OBJECTIVE: Every record below should be printed exactly as it appears.
=== STORED RECORDS ===
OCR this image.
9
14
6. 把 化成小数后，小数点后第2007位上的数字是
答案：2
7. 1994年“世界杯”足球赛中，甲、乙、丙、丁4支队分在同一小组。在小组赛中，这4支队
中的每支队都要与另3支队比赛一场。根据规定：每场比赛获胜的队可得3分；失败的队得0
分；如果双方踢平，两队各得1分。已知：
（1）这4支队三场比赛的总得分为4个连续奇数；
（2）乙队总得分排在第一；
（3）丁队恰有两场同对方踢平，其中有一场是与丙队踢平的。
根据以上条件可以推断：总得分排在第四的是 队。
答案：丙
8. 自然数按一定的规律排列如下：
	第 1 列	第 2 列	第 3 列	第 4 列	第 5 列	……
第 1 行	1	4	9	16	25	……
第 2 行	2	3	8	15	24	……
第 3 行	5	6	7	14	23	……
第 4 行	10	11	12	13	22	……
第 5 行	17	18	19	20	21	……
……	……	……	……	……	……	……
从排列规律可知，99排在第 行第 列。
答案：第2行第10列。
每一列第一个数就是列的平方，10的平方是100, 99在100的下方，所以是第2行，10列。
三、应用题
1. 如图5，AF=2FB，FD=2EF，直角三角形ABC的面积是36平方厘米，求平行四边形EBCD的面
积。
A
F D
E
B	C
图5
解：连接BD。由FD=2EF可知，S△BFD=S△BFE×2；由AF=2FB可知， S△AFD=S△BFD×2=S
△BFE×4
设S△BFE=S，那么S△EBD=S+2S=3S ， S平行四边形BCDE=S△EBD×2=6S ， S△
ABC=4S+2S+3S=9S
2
===
EXERCISE RESPONSE:
OCR this image.
9
14
6. 把 化成小数后，小数点后第2007位上的数字是
答案：2
7. 1994年“世界杯”足球赛中，甲、乙、丙、丁4支队分在同一小组。在小组赛中，这4支队
中的每支队都要与另3支队比赛一场。根据规定：每场比赛获胜的队可得3分；失败的队得0
分；如果双方踢平，两队各得1分。已知：
（1）这4支队三场比赛的总得分为4个连续奇数；
（2）乙队总得分排在第一；
（3）丁队恰有两场同对方踢平，其中有一场是与丙队踢平的。
根据以上条件可以推断：总得分排在第四的是 队。
答案：丙
8. 自然数按一定的规律排列如下：
	第 1 列	第 2 列	第 3 列	第 4 列	第 5 列	……
第 1 行	1	4	9	16	25	……
第 2 行	2	3	8	15	24	……
第 3 行	5	6	7	14	23	……
第 4 行	10	11	12	13	22	……
第 5 行	17	18	19	20	21	……
……	……	……	……	……	……	……
从排列规律可知，99排在第 行第 列。
答案：第2行第10列。
每一列第一个数就是列的平方，10的平方是100, 99在100的下方，所以是第2行，10列。
三、应用题
1. 如图5，AF=2FB，FD=2EF，直角三角形ABC的面积是36平方厘米，求平行四边形EBCD的面
积。
A
F D
E
B	C
图5
解：连接BD。由FD=2EF可知，S△BFD=S△BFE×2；由AF=2FB可知， S△AFD=S△BFD×2=S
△BFE×4
设S△BFE=S，那么S△EBD=S+2S=3S ， S平行四边形BCDE=S△EBD×2=6S ， S△
ABC=4S+2S+3S=9S
2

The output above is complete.